/---

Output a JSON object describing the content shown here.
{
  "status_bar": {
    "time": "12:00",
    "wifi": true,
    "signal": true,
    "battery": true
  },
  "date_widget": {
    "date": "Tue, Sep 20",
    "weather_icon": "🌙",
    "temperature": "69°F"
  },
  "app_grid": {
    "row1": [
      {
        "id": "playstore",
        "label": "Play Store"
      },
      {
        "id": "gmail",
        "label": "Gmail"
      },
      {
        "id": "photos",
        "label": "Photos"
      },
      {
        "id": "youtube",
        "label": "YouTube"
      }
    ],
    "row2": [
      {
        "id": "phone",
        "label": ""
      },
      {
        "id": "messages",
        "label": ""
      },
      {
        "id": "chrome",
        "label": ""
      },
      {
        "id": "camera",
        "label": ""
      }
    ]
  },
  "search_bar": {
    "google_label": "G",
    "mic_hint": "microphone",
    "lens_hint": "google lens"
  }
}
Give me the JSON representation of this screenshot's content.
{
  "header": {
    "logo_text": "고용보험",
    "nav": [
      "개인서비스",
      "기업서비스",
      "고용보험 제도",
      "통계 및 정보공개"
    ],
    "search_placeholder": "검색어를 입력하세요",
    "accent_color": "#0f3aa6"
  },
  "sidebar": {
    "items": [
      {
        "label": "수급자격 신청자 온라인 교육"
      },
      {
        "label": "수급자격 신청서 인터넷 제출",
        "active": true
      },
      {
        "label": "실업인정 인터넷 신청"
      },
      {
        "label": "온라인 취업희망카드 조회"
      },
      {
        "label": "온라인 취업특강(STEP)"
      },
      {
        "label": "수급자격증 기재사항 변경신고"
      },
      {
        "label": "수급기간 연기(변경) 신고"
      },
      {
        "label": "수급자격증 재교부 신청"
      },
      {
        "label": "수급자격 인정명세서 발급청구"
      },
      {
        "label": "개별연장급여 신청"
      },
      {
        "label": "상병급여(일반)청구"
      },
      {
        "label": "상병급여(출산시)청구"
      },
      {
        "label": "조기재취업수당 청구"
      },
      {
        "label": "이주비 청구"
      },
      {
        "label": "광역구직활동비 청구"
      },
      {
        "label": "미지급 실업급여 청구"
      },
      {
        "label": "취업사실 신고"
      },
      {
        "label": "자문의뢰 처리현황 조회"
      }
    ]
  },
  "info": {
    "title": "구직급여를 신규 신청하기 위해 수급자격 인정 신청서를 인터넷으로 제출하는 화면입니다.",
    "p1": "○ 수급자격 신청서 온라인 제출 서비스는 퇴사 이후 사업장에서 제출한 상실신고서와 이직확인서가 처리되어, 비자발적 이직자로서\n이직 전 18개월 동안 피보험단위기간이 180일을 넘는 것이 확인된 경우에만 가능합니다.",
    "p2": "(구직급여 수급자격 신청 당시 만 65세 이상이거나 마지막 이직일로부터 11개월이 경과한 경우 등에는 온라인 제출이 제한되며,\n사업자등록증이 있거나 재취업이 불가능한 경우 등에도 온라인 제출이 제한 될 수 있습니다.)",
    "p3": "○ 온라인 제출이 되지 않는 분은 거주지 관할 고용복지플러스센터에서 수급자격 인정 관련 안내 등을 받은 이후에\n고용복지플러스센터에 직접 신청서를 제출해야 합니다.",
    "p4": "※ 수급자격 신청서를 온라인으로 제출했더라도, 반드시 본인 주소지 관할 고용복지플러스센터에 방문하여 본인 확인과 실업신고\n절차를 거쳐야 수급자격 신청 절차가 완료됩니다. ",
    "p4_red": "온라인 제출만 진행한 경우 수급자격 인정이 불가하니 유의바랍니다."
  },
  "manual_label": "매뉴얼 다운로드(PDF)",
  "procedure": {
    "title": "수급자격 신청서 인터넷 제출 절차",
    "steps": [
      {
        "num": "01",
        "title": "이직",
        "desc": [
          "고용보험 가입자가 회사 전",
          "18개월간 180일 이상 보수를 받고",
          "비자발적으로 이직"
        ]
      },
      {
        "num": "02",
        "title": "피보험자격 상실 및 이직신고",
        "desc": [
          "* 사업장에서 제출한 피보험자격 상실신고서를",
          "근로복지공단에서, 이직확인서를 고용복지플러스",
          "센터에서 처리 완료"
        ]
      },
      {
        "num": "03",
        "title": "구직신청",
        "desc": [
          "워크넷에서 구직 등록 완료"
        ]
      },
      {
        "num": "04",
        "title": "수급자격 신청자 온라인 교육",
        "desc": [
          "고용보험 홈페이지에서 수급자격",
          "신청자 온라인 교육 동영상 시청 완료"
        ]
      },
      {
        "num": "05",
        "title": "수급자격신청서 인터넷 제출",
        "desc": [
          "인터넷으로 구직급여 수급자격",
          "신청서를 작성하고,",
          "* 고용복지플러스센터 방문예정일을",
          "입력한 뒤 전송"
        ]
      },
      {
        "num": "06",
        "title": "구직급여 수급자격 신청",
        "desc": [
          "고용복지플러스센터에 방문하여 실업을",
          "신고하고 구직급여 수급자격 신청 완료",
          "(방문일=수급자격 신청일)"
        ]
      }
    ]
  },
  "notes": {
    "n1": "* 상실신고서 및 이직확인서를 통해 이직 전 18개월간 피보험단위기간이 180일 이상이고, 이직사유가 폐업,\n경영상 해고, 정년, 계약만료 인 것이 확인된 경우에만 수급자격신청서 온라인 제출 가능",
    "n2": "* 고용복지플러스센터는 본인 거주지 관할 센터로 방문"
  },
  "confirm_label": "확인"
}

\---

**Exercise goal:** Give all the records again. Match them exactly.

**Result for this task:**
Output a JSON object describing the content shown here.
{
  "status_bar": {
    "time": "12:00",
    "wifi": true,
    "signal": true,
    "battery": true
  },
  "date_widget": {
    "date": "Tue, Sep 20",
    "weather_icon": "🌙",
    "temperature": "69°F"
  },
  "app_grid": {
    "row1": [
      {
        "id": "playstore",
        "label": "Play Store"
      },
      {
        "id": "gmail",
        "label": "Gmail"
      },
      {
        "id": "photos",
        "label": "Photos"
      },
      {
        "id": "youtube",
        "label": "YouTube"
      }
    ],
    "row2": [
      {
        "id": "phone",
        "label": ""
      },
      {
        "id": "messages",
        "label": ""
      },
      {
        "id": "chrome",
        "label": ""
      },
      {
        "id": "camera",
        "label": ""
      }
    ]
  },
  "search_bar": {
    "google_label": "G",
    "mic_hint": "microphone",
    "lens_hint": "google lens"
  }
}
Give me the JSON representation of this screenshot's content.
{
  "header": {
    "logo_text": "고용보험",
    "nav": [
      "개인서비스",
      "기업서비스",
      "고용보험 제도",
      "통계 및 정보공개"
    ],
    "search_placeholder": "검색어를 입력하세요",
    "accent_color": "#0f3aa6"
  },
  "sidebar": {
    "items": [
      {
        "label": "수급자격 신청자 온라인 교육"
      },
      {
        "label": "수급자격 신청서 인터넷 제출",
        "active": true
      },
      {
        "label": "실업인정 인터넷 신청"
      },
      {
        "label": "온라인 취업희망카드 조회"
      },
      {
        "label": "온라인 취업특강(STEP)"
      },
      {
        "label": "수급자격증 기재사항 변경신고"
      },
      {
        "label": "수급기간 연기(변경) 신고"
      },
      {
        "label": "수급자격증 재교부 신청"
      },
      {
        "label": "수급자격 인정명세서 발급청구"
      },
      {
        "label": "개별연장급여 신청"
      },
      {
        "label": "상병급여(일반)청구"
      },
      {
        "label": "상병급여(출산시)청구"
      },
      {
        "label": "조기재취업수당 청구"
      },
      {
        "label": "이주비 청구"
      },
      {
        "label": "광역구직활동비 청구"
      },
      {
        "label": "미지급 실업급여 청구"
      },
      {
        "label": "취업사실 신고"
      },
      {
        "label": "자문의뢰 처리현황 조회"
      }
    ]
  },
  "info": {
    "title": "구직급여를 신규 신청하기 위해 수급자격 인정 신청서를 인터넷으로 제출하는 화면입니다.",
    "p1": "○ 수급자격 신청서 온라인 제출 서비스는 퇴사 이후 사업장에서 제출한 상실신고서와 이직확인서가 처리되어, 비자발적 이직자로서\n이직 전 18개월 동안 피보험단위기간이 180일을 넘는 것이 확인된 경우에만 가능합니다.",
    "p2": "(구직급여 수급자격 신청 당시 만 65세 이상이거나 마지막 이직일로부터 11개월이 경과한 경우 등에는 온라인 제출이 제한되며,\n사업자등록증이 있거나 재취업이 불가능한 경우 등에도 온라인 제출이 제한 될 수 있습니다.)",
    "p3": "○ 온라인 제출이 되지 않는 분은 거주지 관할 고용복지플러스센터에서 수급자격 인정 관련 안내 등을 받은 이후에\n고용복지플러스센터에 직접 신청서를 제출해야 합니다.",
    "p4": "※ 수급자격 신청서를 온라인으로 제출했더라도, 반드시 본인 주소지 관할 고용복지플러스센터에 방문하여 본인 확인과 실업신고\n절차를 거쳐야 수급자격 신청 절차가 완료됩니다. ",
    "p4_red": "온라인 제출만 진행한 경우 수급자격 인정이 불가하니 유의바랍니다."
  },
  "manual_label": "매뉴얼 다운로드(PDF)",
  "procedure": {
    "title": "수급자격 신청서 인터넷 제출 절차",
    "steps": [
      {
        "num": "01",
        "title": "이직",
        "desc": [
          "고용보험 가입자가 회사 전",
          "18개월간 180일 이상 보수를 받고",
          "비자발적으로 이직"
        ]
      },
      {
        "num": "02",
        "title": "피보험자격 상실 및 이직신고",
        "desc": [
          "* 사업장에서 제출한 피보험자격 상실신고서를",
          "근로복지공단에서, 이직확인서를 고용복지플러스",
          "센터에서 처리 완료"
        ]
      },
      {
        "num": "03",
        "title": "구직신청",
        "desc": [
          "워크넷에서 구직 등록 완료"
        ]
      },
      {
        "num": "04",
        "title": "수급자격 신청자 온라인 교육",
        "desc": [
          "고용보험 홈페이지에서 수급자격",
          "신청자 온라인 교육 동영상 시청 완료"
        ]
      },
      {
        "num": "05",
        "title": "수급자격신청서 인터넷 제출",
        "desc": [
          "인터넷으로 구직급여 수급자격",
          "신청서를 작성하고,",
          "* 고용복지플러스센터 방문예정일을",
          "입력한 뒤 전송"
        ]
      },
      {
        "num": "06",
        "title": "구직급여 수급자격 신청",
        "desc": [
          "고용복지플러스센터에 방문하여 실업을",
          "신고하고 구직급여 수급자격 신청 완료",
          "(방문일=수급자격 신청일)"
        ]
      }
    ]
  },
  "notes": {
    "n1": "* 상실신고서 및 이직확인서를 통해 이직 전 18개월간 피보험단위기간이 180일 이상이고, 이직사유가 폐업,\n경영상 해고, 정년, 계약만료 인 것이 확인된 경우에만 수급자격신청서 온라인 제출 가능",
    "n2": "* 고용복지플러스센터는 본인 거주지 관할 센터로 방문"
  },
  "confirm_label": "확인"
}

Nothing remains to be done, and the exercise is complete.